(Structured figure records)
------------------------------------

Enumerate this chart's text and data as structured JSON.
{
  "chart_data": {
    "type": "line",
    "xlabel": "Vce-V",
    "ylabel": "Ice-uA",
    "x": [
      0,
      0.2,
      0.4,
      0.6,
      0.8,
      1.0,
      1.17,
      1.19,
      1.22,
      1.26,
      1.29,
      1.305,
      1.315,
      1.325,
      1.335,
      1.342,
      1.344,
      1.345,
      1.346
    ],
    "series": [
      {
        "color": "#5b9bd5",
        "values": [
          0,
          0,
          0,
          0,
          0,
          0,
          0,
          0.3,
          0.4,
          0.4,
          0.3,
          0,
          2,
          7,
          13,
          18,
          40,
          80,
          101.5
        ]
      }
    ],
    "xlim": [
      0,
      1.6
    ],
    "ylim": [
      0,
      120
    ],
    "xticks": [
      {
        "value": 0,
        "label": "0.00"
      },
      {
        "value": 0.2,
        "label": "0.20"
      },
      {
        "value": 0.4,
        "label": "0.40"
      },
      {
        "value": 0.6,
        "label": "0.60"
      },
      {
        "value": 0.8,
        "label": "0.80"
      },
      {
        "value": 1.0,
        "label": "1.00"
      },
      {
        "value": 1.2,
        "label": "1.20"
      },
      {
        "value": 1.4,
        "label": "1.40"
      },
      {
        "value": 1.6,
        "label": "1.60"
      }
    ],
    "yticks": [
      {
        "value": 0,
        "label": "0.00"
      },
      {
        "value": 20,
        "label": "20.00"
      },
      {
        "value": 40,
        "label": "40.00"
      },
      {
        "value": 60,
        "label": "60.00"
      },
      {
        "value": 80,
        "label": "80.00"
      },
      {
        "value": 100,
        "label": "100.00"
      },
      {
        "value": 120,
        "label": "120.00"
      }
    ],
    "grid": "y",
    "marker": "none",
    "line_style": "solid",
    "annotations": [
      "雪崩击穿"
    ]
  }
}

------------------------------------

• WHAT THE TASK ASKS:
Word for word, write out the data.

• RESPONSE:
Enumerate this chart's text and data as structured JSON.
{
  "chart_data": {
    "type": "line",
    "xlabel": "Vce-V",
    "ylabel": "Ice-uA",
    "x": [
      0,
      0.2,
      0.4,
      0.6,
      0.8,
      1.0,
      1.17,
      1.19,
      1.22,
      1.26,
      1.29,
      1.305,
      1.315,
      1.325,
      1.335,
      1.342,
      1.344,
      1.345,
      1.346
    ],
    "series": [
      {
        "color": "#5b9bd5",
        "values": [
          0,
          0,
          0,
          0,
          0,
          0,
          0,
          0.3,
          0.4,
          0.4,
          0.3,
          0,
          2,
          7,
          13,
          18,
          40,
          80,
          101.5
        ]
      }
    ],
    "xlim": [
      0,
      1.6
    ],
    "ylim": [
      0,
      120
    ],
    "xticks": [
      {
        "value": 0,
        "label": "0.00"
      },
      {
        "value": 0.2,
        "label": "0.20"
      },
      {
        "value": 0.4,
        "label": "0.40"
      },
      {
        "value": 0.6,
        "label": "0.60"
      },
      {
        "value": 0.8,
        "label": "0.80"
      },
      {
        "value": 1.0,
        "label": "1.00"
      },
      {
        "value": 1.2,
        "label": "1.20"
      },
      {
        "value": 1.4,
        "label": "1.40"
      },
      {
        "value": 1.6,
        "label": "1.60"
      }
    ],
    "yticks": [
      {
        "value": 0,
        "label": "0.00"
      },
      {
        "value": 20,
        "label": "20.00"
      },
      {
        "value": 40,
        "label": "40.00"
      },
      {
        "value": 60,
        "label": "60.00"
      },
      {
        "value": 80,
        "label": "80.00"
      },
      {
        "value": 100,
        "label": "100.00"
      },
      {
        "value": 120,
        "label": "120.00"
      }
    ],
    "grid": "y",
    "marker": "none",
    "line_style": "solid",
    "annotations": [
      "雪崩击穿"
    ]
  }
}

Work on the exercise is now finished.